> Work to do: Write out the entire listing below exactly as it appears, minus any pictures.

> Dataset excerpts:
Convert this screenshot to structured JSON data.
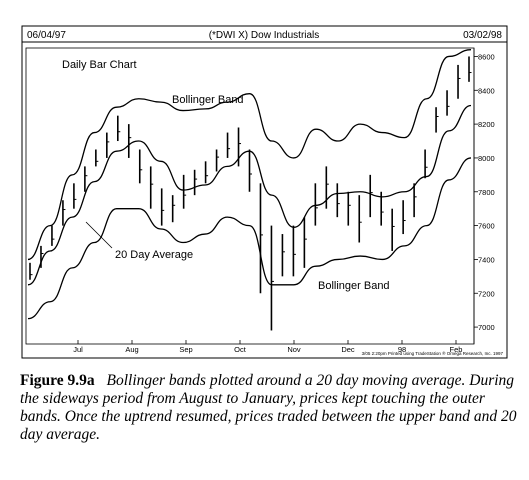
{
  "figure": {
    "header_left": "06/04/97",
    "header_center": "(*DWI X) Dow Industrials",
    "header_right": "03/02/98",
    "chart_label": "Daily Bar Chart",
    "footer": "3/05  2:20pm Printed using TradeStation ® Omega Research, Inc. 1997",
    "annotations": {
      "upper_band": "Bollinger Band",
      "average": "20 Day Average",
      "lower_band": "Bollinger Band"
    },
    "caption_label": "Figure 9.9a",
    "caption_text": "Bollinger bands plotted around a 20 day moving average. During the sideways period from August to January, prices kept touching the outer bands. Once the uptrend resumed, prices traded between the upper band and 20 day average."
  },
  "chart_data": {
    "type": "line",
    "title": "(*DWI X) Dow Industrials",
    "subtitle": "Daily Bar Chart",
    "date_range": [
      "06/04/97",
      "03/02/98"
    ],
    "y_ticks": [
      7000,
      7200,
      7400,
      7600,
      7800,
      8000,
      8200,
      8400,
      8600
    ],
    "ylim": [
      6900,
      8650
    ],
    "x_ticks": [
      "Jul",
      "Aug",
      "Sep",
      "Oct",
      "Nov",
      "Dec",
      "98",
      "Feb"
    ],
    "x": [
      "Jun 04",
      "Jun 18",
      "Jul 02",
      "Jul 16",
      "Jul 30",
      "Aug 13",
      "Aug 27",
      "Sep 10",
      "Sep 24",
      "Oct 08",
      "Oct 22",
      "Nov 05",
      "Nov 19",
      "Dec 03",
      "Dec 17",
      "Dec 31",
      "Jan 14",
      "Jan 28",
      "Feb 11",
      "Feb 25",
      "Mar 02"
    ],
    "series": [
      {
        "name": "Bollinger Band",
        "role": "upper",
        "values": [
          7400,
          7600,
          7900,
          8150,
          8300,
          8350,
          8330,
          8280,
          8290,
          8330,
          8380,
          8100,
          8000,
          8170,
          8100,
          8200,
          8150,
          8120,
          8350,
          8600,
          8640
        ]
      },
      {
        "name": "20 Day Average",
        "role": "average",
        "values": [
          7250,
          7450,
          7650,
          7860,
          8040,
          8100,
          7980,
          7810,
          7840,
          7950,
          8040,
          7780,
          7590,
          7720,
          7790,
          7800,
          7770,
          7800,
          7890,
          8160,
          8310
        ]
      },
      {
        "name": "Bollinger Band",
        "role": "lower",
        "values": [
          7050,
          7150,
          7350,
          7500,
          7700,
          7700,
          7580,
          7500,
          7550,
          7650,
          7600,
          7250,
          7250,
          7360,
          7400,
          7420,
          7400,
          7480,
          7600,
          7870,
          8000
        ]
      }
    ],
    "price_bars": {
      "x": [
        "Jun 04",
        "Jun 11",
        "Jun 18",
        "Jun 25",
        "Jul 02",
        "Jul 09",
        "Jul 16",
        "Jul 23",
        "Jul 30",
        "Aug 06",
        "Aug 13",
        "Aug 20",
        "Aug 27",
        "Sep 03",
        "Sep 10",
        "Sep 17",
        "Sep 24",
        "Oct 01",
        "Oct 08",
        "Oct 15",
        "Oct 22",
        "Oct 27",
        "Oct 29",
        "Nov 05",
        "Nov 12",
        "Nov 19",
        "Nov 26",
        "Dec 03",
        "Dec 10",
        "Dec 17",
        "Dec 24",
        "Dec 31",
        "Jan 07",
        "Jan 14",
        "Jan 21",
        "Jan 28",
        "Feb 04",
        "Feb 11",
        "Feb 18",
        "Feb 25",
        "Mar 02"
      ],
      "high": [
        7380,
        7480,
        7600,
        7750,
        7850,
        7950,
        8050,
        8150,
        8250,
        8200,
        8050,
        7950,
        7820,
        7780,
        7900,
        7930,
        7980,
        8050,
        8150,
        8180,
        8050,
        7850,
        7600,
        7550,
        7600,
        7650,
        7850,
        7950,
        7850,
        7800,
        7780,
        7900,
        7800,
        7700,
        7750,
        7850,
        8050,
        8300,
        8400,
        8550,
        8600
      ],
      "low": [
        7280,
        7350,
        7480,
        7600,
        7700,
        7800,
        7950,
        8000,
        8100,
        8000,
        7850,
        7700,
        7600,
        7620,
        7700,
        7780,
        7850,
        7920,
        8000,
        7950,
        7800,
        7200,
        6980,
        7300,
        7300,
        7350,
        7600,
        7700,
        7650,
        7600,
        7500,
        7650,
        7600,
        7450,
        7550,
        7650,
        7880,
        8150,
        8250,
        8350,
        8450
      ]
    },
    "xlabel": "",
    "ylabel": "",
    "grid": false,
    "legend": "none"
  }
}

> Correct result:
Convert this screenshot to structured JSON data.
{
  "figure": {
    "header_left": "06/04/97",
    "header_center": "(*DWI X) Dow Industrials",
    "header_right": "03/02/98",
    "chart_label": "Daily Bar Chart",
    "footer": "3/05  2:20pm Printed using TradeStation ® Omega Research, Inc. 1997",
    "annotations": {
      "upper_band": "Bollinger Band",
      "average": "20 Day Average",
      "lower_band": "Bollinger Band"
    },
    "caption_label": "Figure 9.9a",
    "caption_text": "Bollinger bands plotted around a 20 day moving average. During the sideways period from August to January, prices kept touching the outer bands. Once the uptrend resumed, prices traded between the upper band and 20 day average."
  },
  "chart_data": {
    "type": "line",
    "title": "(*DWI X) Dow Industrials",
    "subtitle": "Daily Bar Chart",
    "date_range": [
      "06/04/97",
      "03/02/98"
    ],
    "y_ticks": [
      7000,
      7200,
      7400,
      7600,
      7800,
      8000,
      8200,
      8400,
      8600
    ],
    "ylim": [
      6900,
      8650
    ],
    "x_ticks": [
      "Jul",
      "Aug",
      "Sep",
      "Oct",
      "Nov",
      "Dec",
      "98",
      "Feb"
    ],
    "x": [
      "Jun 04",
      "Jun 18",
      "Jul 02",
      "Jul 16",
      "Jul 30",
      "Aug 13",
      "Aug 27",
      "Sep 10",
      "Sep 24",
      "Oct 08",
      "Oct 22",
      "Nov 05",
      "Nov 19",
      "Dec 03",
      "Dec 17",
      "Dec 31",
      "Jan 14",
      "Jan 28",
      "Feb 11",
      "Feb 25",
      "Mar 02"
    ],
    "series": [
      {
        "name": "Bollinger Band",
        "role": "upper",
        "values": [
          7400,
          7600,
          7900,
          8150,
          8300,
          8350,
          8330,
          8280,
          8290,
          8330,
          8380,
          8100,
          8000,
          8170,
          8100,
          8200,
          8150,
          8120,
          8350,
          8600,
          8640
        ]
      },
      {
        "name": "20 Day Average",
        "role": "average",
        "values": [
          7250,
          7450,
          7650,
          7860,
          8040,
          8100,
          7980,
          7810,
          7840,
          7950,
          8040,
          7780,
          7590,
          7720,
          7790,
          7800,
          7770,
          7800,
          7890,
          8160,
          8310
        ]
      },
      {
        "name": "Bollinger Band",
        "role": "lower",
        "values": [
          7050,
          7150,
          7350,
          7500,
          7700,
          7700,
          7580,
          7500,
          7550,
          7650,
          7600,
          7250,
          7250,
          7360,
          7400,
          7420,
          7400,
          7480,
          7600,
          7870,
          8000
        ]
      }
    ],
    "price_bars": {
      "x": [
        "Jun 04",
        "Jun 11",
        "Jun 18",
        "Jun 25",
        "Jul 02",
        "Jul 09",
        "Jul 16",
        "Jul 23",
        "Jul 30",
        "Aug 06",
        "Aug 13",
        "Aug 20",
        "Aug 27",
        "Sep 03",
        "Sep 10",
        "Sep 17",
        "Sep 24",
        "Oct 01",
        "Oct 08",
        "Oct 15",
        "Oct 22",
        "Oct 27",
        "Oct 29",
        "Nov 05",
        "Nov 12",
        "Nov 19",
        "Nov 26",
        "Dec 03",
        "Dec 10",
        "Dec 17",
        "Dec 24",
        "Dec 31",
        "Jan 07",
        "Jan 14",
        "Jan 21",
        "Jan 28",
        "Feb 04",
        "Feb 11",
        "Feb 18",
        "Feb 25",
        "Mar 02"
      ],
      "high": [
        7380,
        7480,
        7600,
        7750,
        7850,
        7950,
        8050,
        8150,
        8250,
        8200,
        8050,
        7950,
        7820,
        7780,
        7900,
        7930,
        7980,
        8050,
        8150,
        8180,
        8050,
        7850,
        7600,
        7550,
        7600,
        7650,
        7850,
        7950,
        7850,
        7800,
        7780,
        7900,
        7800,
        7700,
        7750,
        7850,
        8050,
        8300,
        8400,
        8550,
        8600
      ],
      "low": [
        7280,
        7350,
        7480,
        7600,
        7700,
        7800,
        7950,
        8000,
        8100,
        8000,
        7850,
        7700,
        7600,
        7620,
        7700,
        7780,
        7850,
        7920,
        8000,
        7950,
        7800,
        7200,
        6980,
        7300,
        7300,
        7350,
        7600,
        7700,
        7650,
        7600,
        7500,
        7650,
        7600,
        7450,
        7550,
        7650,
        7880,
        8150,
        8250,
        8350,
        8450
      ]
    },
    "xlabel": "",
    "ylabel": "",
    "grid": false,
    "legend": "none"
  }
}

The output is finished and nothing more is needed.